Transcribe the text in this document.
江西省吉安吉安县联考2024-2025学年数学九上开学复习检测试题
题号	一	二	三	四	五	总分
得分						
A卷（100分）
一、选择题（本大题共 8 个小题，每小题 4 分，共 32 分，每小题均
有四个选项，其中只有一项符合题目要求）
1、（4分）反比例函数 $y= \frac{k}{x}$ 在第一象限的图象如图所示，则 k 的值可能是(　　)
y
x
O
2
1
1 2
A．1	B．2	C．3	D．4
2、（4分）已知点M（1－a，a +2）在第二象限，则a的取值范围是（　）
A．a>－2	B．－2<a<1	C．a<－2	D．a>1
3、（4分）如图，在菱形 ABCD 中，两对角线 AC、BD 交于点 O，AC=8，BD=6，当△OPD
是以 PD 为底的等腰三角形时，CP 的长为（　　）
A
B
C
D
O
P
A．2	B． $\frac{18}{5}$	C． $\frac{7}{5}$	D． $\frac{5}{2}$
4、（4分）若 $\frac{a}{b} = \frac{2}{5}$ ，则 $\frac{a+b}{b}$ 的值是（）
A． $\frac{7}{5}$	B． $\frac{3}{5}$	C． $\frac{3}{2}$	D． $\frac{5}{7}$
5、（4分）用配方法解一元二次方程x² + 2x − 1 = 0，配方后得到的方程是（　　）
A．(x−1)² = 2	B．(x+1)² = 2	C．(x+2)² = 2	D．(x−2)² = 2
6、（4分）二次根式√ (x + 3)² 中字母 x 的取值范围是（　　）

_WHAT THE TASK REQUIRES:_ Quote all the records. Keep every word exact.

_FINAL RESULT:_
Transcribe the text in this document.
江西省吉安吉安县联考2024-2025学年数学九上开学复习检测试题
题号	一	二	三	四	五	总分
得分						
A卷（100分）
一、选择题（本大题共 8 个小题，每小题 4 分，共 32 分，每小题均
有四个选项，其中只有一项符合题目要求）
1、（4分）反比例函数 $y= \frac{k}{x}$ 在第一象限的图象如图所示，则 k 的值可能是(　　)
y
x
O
2
1
1 2
A．1	B．2	C．3	D．4
2、（4分）已知点M（1－a，a +2）在第二象限，则a的取值范围是（　）
A．a>－2	B．－2<a<1	C．a<－2	D．a>1
3、（4分）如图，在菱形 ABCD 中，两对角线 AC、BD 交于点 O，AC=8，BD=6，当△OPD
是以 PD 为底的等腰三角形时，CP 的长为（　　）
A
B
C
D
O
P
A．2	B． $\frac{18}{5}$	C． $\frac{7}{5}$	D． $\frac{5}{2}$
4、（4分）若 $\frac{a}{b} = \frac{2}{5}$ ，则 $\frac{a+b}{b}$ 的值是（）
A． $\frac{7}{5}$	B． $\frac{3}{5}$	C． $\frac{3}{2}$	D． $\frac{5}{7}$
5、（4分）用配方法解一元二次方程x² + 2x − 1 = 0，配方后得到的方程是（　　）
A．(x−1)² = 2	B．(x+1)² = 2	C．(x+2)² = 2	D．(x−2)² = 2
6、（4分）二次根式√ (x + 3)² 中字母 x 的取值范围是（　　）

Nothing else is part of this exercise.